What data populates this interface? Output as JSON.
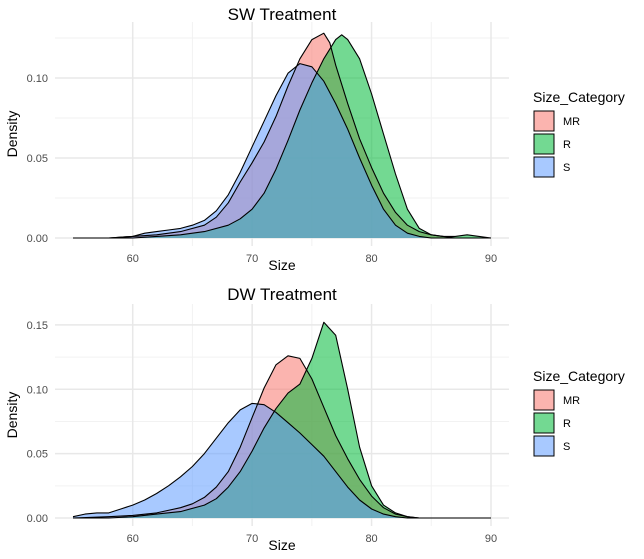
{
  "chart_data": [
    {
      "type": "area",
      "title": "SW Treatment",
      "xlabel": "Size",
      "ylabel": "Density",
      "xlim": [
        55,
        90
      ],
      "ylim": [
        0,
        0.13
      ],
      "x_ticks": [
        60,
        70,
        80,
        90
      ],
      "y_ticks": [
        0.0,
        0.05,
        0.1
      ],
      "y_tick_labels": [
        "0.00",
        "0.05",
        "0.10"
      ],
      "grid": true,
      "legend_title": "Size_Category",
      "legend_position": "right",
      "series": [
        {
          "name": "MR",
          "color": "#F8766D",
          "x": [
            55,
            58,
            60,
            62,
            64,
            66,
            67,
            68,
            69,
            70,
            71,
            72,
            73,
            74,
            75,
            76,
            76.5,
            77,
            78,
            79,
            80,
            81,
            82,
            83,
            84,
            85,
            86,
            87,
            88,
            90
          ],
          "y": [
            0.0,
            0.0,
            0.001,
            0.002,
            0.004,
            0.008,
            0.013,
            0.022,
            0.035,
            0.047,
            0.06,
            0.076,
            0.095,
            0.112,
            0.124,
            0.128,
            0.122,
            0.108,
            0.084,
            0.062,
            0.044,
            0.028,
            0.016,
            0.008,
            0.004,
            0.002,
            0.001,
            0.0,
            0.0,
            0.0
          ]
        },
        {
          "name": "R",
          "color": "#00BA38",
          "x": [
            55,
            58,
            60,
            62,
            64,
            66,
            68,
            69,
            70,
            71,
            72,
            73,
            74,
            75,
            76,
            77,
            77.5,
            78,
            79,
            80,
            81,
            82,
            83,
            84,
            85,
            86,
            87,
            88,
            89,
            90
          ],
          "y": [
            0.0,
            0.0,
            0.0,
            0.001,
            0.002,
            0.004,
            0.008,
            0.012,
            0.018,
            0.028,
            0.043,
            0.061,
            0.08,
            0.097,
            0.112,
            0.124,
            0.127,
            0.124,
            0.112,
            0.09,
            0.065,
            0.04,
            0.018,
            0.006,
            0.002,
            0.001,
            0.001,
            0.002,
            0.001,
            0.0
          ]
        },
        {
          "name": "S",
          "color": "#619CFF",
          "x": [
            55,
            58,
            60,
            61,
            62,
            63,
            64,
            65,
            66,
            67,
            68,
            69,
            70,
            71,
            72,
            73,
            74,
            75,
            76,
            77,
            78,
            79,
            80,
            81,
            82,
            83,
            84,
            85,
            87,
            90
          ],
          "y": [
            0.0,
            0.0,
            0.001,
            0.003,
            0.004,
            0.005,
            0.006,
            0.008,
            0.011,
            0.017,
            0.027,
            0.041,
            0.057,
            0.073,
            0.089,
            0.103,
            0.109,
            0.107,
            0.098,
            0.084,
            0.068,
            0.05,
            0.033,
            0.018,
            0.008,
            0.003,
            0.001,
            0.0,
            0.0,
            0.0
          ]
        }
      ]
    },
    {
      "type": "area",
      "title": "DW Treatment",
      "xlabel": "Size",
      "ylabel": "Density",
      "xlim": [
        55,
        90
      ],
      "ylim": [
        0,
        0.16
      ],
      "x_ticks": [
        60,
        70,
        80,
        90
      ],
      "y_ticks": [
        0.0,
        0.05,
        0.1,
        0.15
      ],
      "y_tick_labels": [
        "0.00",
        "0.05",
        "0.10",
        "0.15"
      ],
      "grid": true,
      "legend_title": "Size_Category",
      "legend_position": "right",
      "series": [
        {
          "name": "MR",
          "color": "#F8766D",
          "x": [
            55,
            58,
            60,
            62,
            64,
            65,
            66,
            67,
            68,
            69,
            70,
            71,
            72,
            73,
            74,
            75,
            76,
            77,
            78,
            79,
            80,
            81,
            82,
            83,
            84,
            85,
            87,
            90
          ],
          "y": [
            0.0,
            0.001,
            0.002,
            0.004,
            0.008,
            0.011,
            0.016,
            0.024,
            0.036,
            0.055,
            0.078,
            0.101,
            0.119,
            0.126,
            0.124,
            0.108,
            0.086,
            0.064,
            0.046,
            0.03,
            0.017,
            0.008,
            0.003,
            0.001,
            0.0,
            0.0,
            0.0,
            0.0
          ]
        },
        {
          "name": "R",
          "color": "#00BA38",
          "x": [
            55,
            58,
            60,
            62,
            64,
            66,
            67,
            68,
            69,
            70,
            71,
            72,
            73,
            74,
            75,
            76,
            77,
            78,
            79,
            80,
            81,
            82,
            83,
            84,
            85,
            87,
            90
          ],
          "y": [
            0.0,
            0.0,
            0.001,
            0.003,
            0.005,
            0.01,
            0.015,
            0.024,
            0.036,
            0.052,
            0.07,
            0.085,
            0.097,
            0.104,
            0.124,
            0.152,
            0.142,
            0.1,
            0.055,
            0.025,
            0.01,
            0.004,
            0.001,
            0.0,
            0.0,
            0.0,
            0.0
          ]
        },
        {
          "name": "S",
          "color": "#619CFF",
          "x": [
            55,
            56,
            57,
            58,
            59,
            60,
            61,
            62,
            63,
            64,
            65,
            66,
            67,
            68,
            69,
            70,
            71,
            72,
            73,
            74,
            75,
            76,
            77,
            78,
            79,
            80,
            81,
            82,
            83,
            85,
            90
          ],
          "y": [
            0.001,
            0.003,
            0.004,
            0.004,
            0.007,
            0.01,
            0.014,
            0.019,
            0.025,
            0.032,
            0.04,
            0.05,
            0.062,
            0.074,
            0.084,
            0.089,
            0.088,
            0.082,
            0.074,
            0.066,
            0.057,
            0.048,
            0.036,
            0.024,
            0.014,
            0.007,
            0.003,
            0.001,
            0.0,
            0.0,
            0.0
          ]
        }
      ]
    }
  ]
}
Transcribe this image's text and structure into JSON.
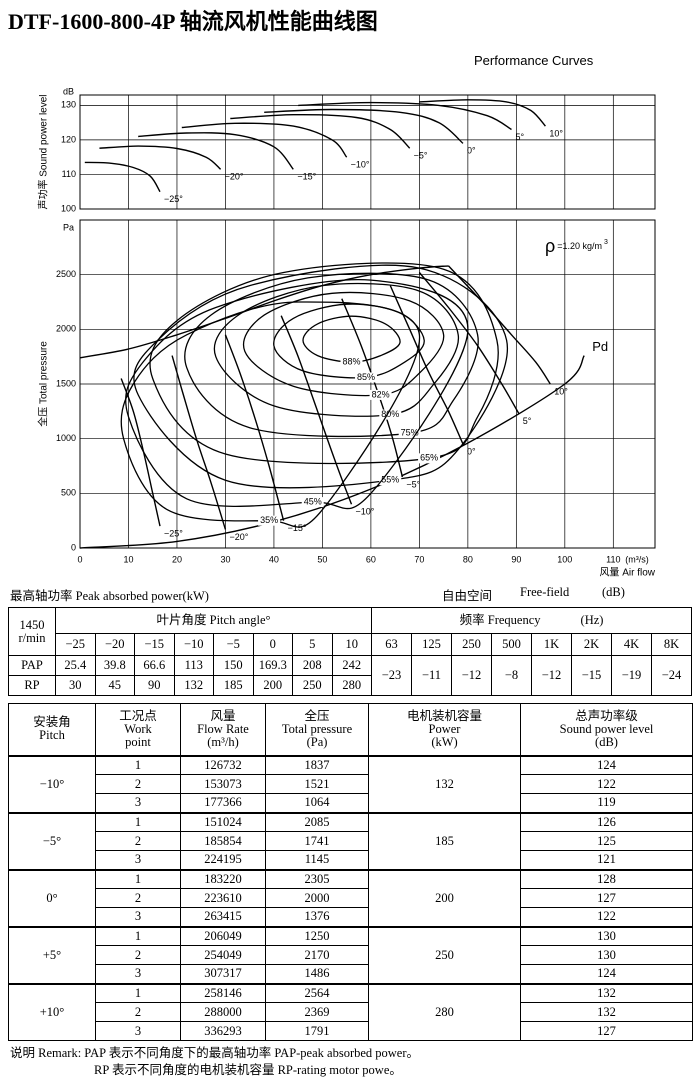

--------------------

Locate the word "this" in the records above, and return each line that has it.

What data populates this interface? Output as JSON.
Transcribe this image's text and structure into JSON.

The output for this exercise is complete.